This branding guidelines document is designed to provide Waldorf University’s faculty and staff with a cohesive and compelling presentation of who we are as an organization and what differentiates us from other universities.


A brand positioning statement ensures that all Waldorf communications are consistent and underscores our value add to all audiences including current and future students, faculty, staff and community partners. An integral part of Waldorf’s strategic plan, this statement brings focus to the development of the strategic marketing plan and its supporting tactics.

Brand Positioning Statement

Since 1903, Waldorf University has created opportunities for learning and service to students seeking well-rounded lives through education by establishing engaging online and residential communities centered on learning and faith.


The mission statement serves as Waldorf University’s North Star, providing its leadership with a guideto advocate the organization’s most inherent purposes.

Mission Statement

Waldorf University seeks to be an engaging community of learning and faith where relationships are formed and opportunities for learning and service abound. Our mission is to educate the whole person emphasizing integrity and equipping students to succeed and to serve the communities where they live and work.

The Short Version (Our Elevator Speech)

Waldorf University seeks to be an engaging community of learning and faith where relationships are formed and opportunities for education and service thrive.


The vision defines our organizational goals and provides direction for achieving them.

Vision Statement

Waldorf University faculty are dedicated to the goals and tenets of liberal arts education. The development of an appreciation of “a life of the mind” ought to begin in the home and school, be further nurtured at Waldorf, continue in studies at Waldorf, and become a lifelong process. Whether as future business leaders, teachers, professors, scientists, entrepreneurs, ordained clergy, psychologists or musicians—it is hoped that Waldorf graduates will aspire to lives of service. The “core” of the liberal arts program has as its goals that students:

  • Learn to think, write and speak clearly;
  • Begin the process of developing a mature and inquiring mind, with the ability to formulate questions, solve problems and make both intellectual and value judgments;
  • Engage in and appreciate the arts;
  • Acquire understanding of our historical and scientific heritage;
  • Begin to develop an appreciation of other cultures and their ways of knowing;
  • And consider their religious commitments for their meaning in life and the world in which they live and serve.
-*-
Complete the following.
(1) In the Waldorf University branding guidelines above, copy the stretch from "A brand positioning" through "its supporting tactics." word for word.
(2) Write the next part of the Waldorf University branding guidelines, starting right after its final line.

Provided information.
-*-
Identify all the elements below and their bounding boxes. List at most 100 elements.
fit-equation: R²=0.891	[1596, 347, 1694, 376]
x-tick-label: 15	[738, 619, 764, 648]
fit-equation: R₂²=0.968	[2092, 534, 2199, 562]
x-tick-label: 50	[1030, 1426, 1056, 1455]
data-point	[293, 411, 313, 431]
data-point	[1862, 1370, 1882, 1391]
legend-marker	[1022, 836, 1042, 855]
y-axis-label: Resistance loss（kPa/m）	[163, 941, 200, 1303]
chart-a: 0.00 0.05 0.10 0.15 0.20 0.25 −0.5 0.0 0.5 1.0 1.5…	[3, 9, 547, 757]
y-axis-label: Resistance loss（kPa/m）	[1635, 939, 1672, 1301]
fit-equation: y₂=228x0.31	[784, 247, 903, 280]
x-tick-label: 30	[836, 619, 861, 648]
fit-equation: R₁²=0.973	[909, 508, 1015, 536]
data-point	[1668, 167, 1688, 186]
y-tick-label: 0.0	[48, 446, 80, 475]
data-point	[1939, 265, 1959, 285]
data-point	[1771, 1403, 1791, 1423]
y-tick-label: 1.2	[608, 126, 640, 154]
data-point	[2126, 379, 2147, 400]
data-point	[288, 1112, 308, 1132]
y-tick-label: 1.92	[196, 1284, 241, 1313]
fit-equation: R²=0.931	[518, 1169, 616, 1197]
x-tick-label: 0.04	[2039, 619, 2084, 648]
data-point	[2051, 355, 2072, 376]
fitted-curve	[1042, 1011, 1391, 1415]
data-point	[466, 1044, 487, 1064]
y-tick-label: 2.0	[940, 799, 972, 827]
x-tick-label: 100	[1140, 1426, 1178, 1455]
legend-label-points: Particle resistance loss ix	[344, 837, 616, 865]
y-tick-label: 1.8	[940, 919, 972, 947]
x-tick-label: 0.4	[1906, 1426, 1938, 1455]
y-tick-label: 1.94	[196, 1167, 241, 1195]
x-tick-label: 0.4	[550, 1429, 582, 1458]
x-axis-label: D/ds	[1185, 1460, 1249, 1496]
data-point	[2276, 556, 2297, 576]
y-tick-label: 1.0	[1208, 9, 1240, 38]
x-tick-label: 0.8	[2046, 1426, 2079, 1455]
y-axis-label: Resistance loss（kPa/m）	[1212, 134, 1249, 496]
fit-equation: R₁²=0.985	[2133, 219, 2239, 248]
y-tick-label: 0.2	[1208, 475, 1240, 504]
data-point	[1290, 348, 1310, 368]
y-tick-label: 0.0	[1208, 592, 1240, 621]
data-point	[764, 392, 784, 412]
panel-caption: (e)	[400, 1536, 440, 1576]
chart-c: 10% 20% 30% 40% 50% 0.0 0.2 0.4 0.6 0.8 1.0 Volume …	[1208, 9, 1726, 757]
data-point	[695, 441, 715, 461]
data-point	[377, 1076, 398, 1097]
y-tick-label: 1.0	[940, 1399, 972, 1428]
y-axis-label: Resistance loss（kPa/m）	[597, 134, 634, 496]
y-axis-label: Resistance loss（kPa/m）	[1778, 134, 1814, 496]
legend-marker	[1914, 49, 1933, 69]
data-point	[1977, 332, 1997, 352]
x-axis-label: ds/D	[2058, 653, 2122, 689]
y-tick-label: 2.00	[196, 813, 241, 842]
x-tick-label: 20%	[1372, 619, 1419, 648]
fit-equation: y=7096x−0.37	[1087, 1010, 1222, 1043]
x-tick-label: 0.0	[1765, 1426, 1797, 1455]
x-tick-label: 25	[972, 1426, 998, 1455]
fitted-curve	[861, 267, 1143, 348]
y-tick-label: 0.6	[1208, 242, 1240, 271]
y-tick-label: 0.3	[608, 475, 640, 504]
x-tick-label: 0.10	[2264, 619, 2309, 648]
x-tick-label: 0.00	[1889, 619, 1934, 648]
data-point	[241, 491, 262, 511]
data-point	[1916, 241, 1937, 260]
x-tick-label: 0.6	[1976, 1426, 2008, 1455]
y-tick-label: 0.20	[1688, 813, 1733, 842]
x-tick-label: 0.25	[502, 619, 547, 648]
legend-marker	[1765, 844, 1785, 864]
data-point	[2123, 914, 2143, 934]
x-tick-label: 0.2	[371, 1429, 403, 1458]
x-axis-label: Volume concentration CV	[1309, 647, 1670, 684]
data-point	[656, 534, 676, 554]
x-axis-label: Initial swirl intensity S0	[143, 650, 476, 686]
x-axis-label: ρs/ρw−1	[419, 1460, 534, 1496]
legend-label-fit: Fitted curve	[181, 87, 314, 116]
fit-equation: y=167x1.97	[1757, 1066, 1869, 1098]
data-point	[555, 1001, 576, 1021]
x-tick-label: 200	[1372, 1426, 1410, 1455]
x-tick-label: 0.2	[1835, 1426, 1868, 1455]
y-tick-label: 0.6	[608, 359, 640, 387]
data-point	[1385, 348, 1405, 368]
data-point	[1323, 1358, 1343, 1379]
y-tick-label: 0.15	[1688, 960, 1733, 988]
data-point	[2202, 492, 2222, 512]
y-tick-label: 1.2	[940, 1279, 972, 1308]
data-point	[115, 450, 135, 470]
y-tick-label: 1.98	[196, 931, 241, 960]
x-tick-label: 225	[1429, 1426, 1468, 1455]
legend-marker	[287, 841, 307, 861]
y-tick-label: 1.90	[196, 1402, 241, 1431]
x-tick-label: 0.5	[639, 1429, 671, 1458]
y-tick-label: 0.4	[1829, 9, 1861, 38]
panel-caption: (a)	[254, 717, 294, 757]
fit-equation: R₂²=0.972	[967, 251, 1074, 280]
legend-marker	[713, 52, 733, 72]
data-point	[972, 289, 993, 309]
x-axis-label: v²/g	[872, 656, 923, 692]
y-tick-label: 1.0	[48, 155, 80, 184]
-*-
Answers by task.
(1)
A brand positioning statement ensures that all Waldorf communications are consistent and underscores our value add to all audiences including current and future students, faculty, staff and community partners. An integral part of Waldorf’s strategic plan, this statement brings focus to the development of the strategic marketing plan and its supporting tactics.

(2)
The vision defines our organizational goals and provides direction for achieving them.

Vision Statement

The vision of Waldorf University is to prepare graduates for lives of service within their communities,churches or places of employment. To achieve this, Waldorf is committed to instilling in its students a desire for lifelong learning and support of the arts, an appreciation for cultures outside of their own and a regard to their faith in relation to the world in which they serve.


Academic Excellence

Since 1903, Waldorf University has instilled in its students the Lutheran tradition of excellence in higher education centered on a well-rounded curriculum that encourages positive, impactful experiences. Waldorf’s approach to education liberates the way students think, inspiring innovation and personal growth.

Community Service

Waldorf charges students to be mindful of their community responsibilities, preparing them for lives of service within their communities, churches and places of employment.

Devotion of Faith

Students are encouraged to explore the meaning and depth that faithful devotion can play in providing direction, purpose and a moral foundation to their lives. The questions that religion poses for the living of life and the unique perspective that Christianity can give to the meaning of life are explored with academic rigor.

Lifelong Learning

Waldorf values freedom of inquiry and learning through the exchange of ideas in open conversation and teaches lifelong learning by instilling endless curiosity in its students.


Waldorf introduces a world of knowledge to its community by encouraging students from different cultures to build and cultivate lasting friendships, empowering them to experience the world through multi-disciplined points of view.


As a liberal arts university with core values
Waldorf offers a curriculum to liberate the way students think so that they may develop a basic understanding and knowledge of how those in a variety of disciplines think and approach life. As a liberal arts university, Waldorf seeks to instill values of service, community, critical inquiry, and lifelong learning in each student and in the very culture of the college community. These values and this education prepare our graduates to understand and contribute to life in our complex and ever-changing world.

As a residential university
Waldorf offers a carefully designed student life program, as well as extensive co-curricular, cultural and community service activities designed to create a campus atmosphere conducive to a well-rounded educational experience. We value high academic achievement, personal growth, the building of lasting friendships and a growing awareness of community responsibility.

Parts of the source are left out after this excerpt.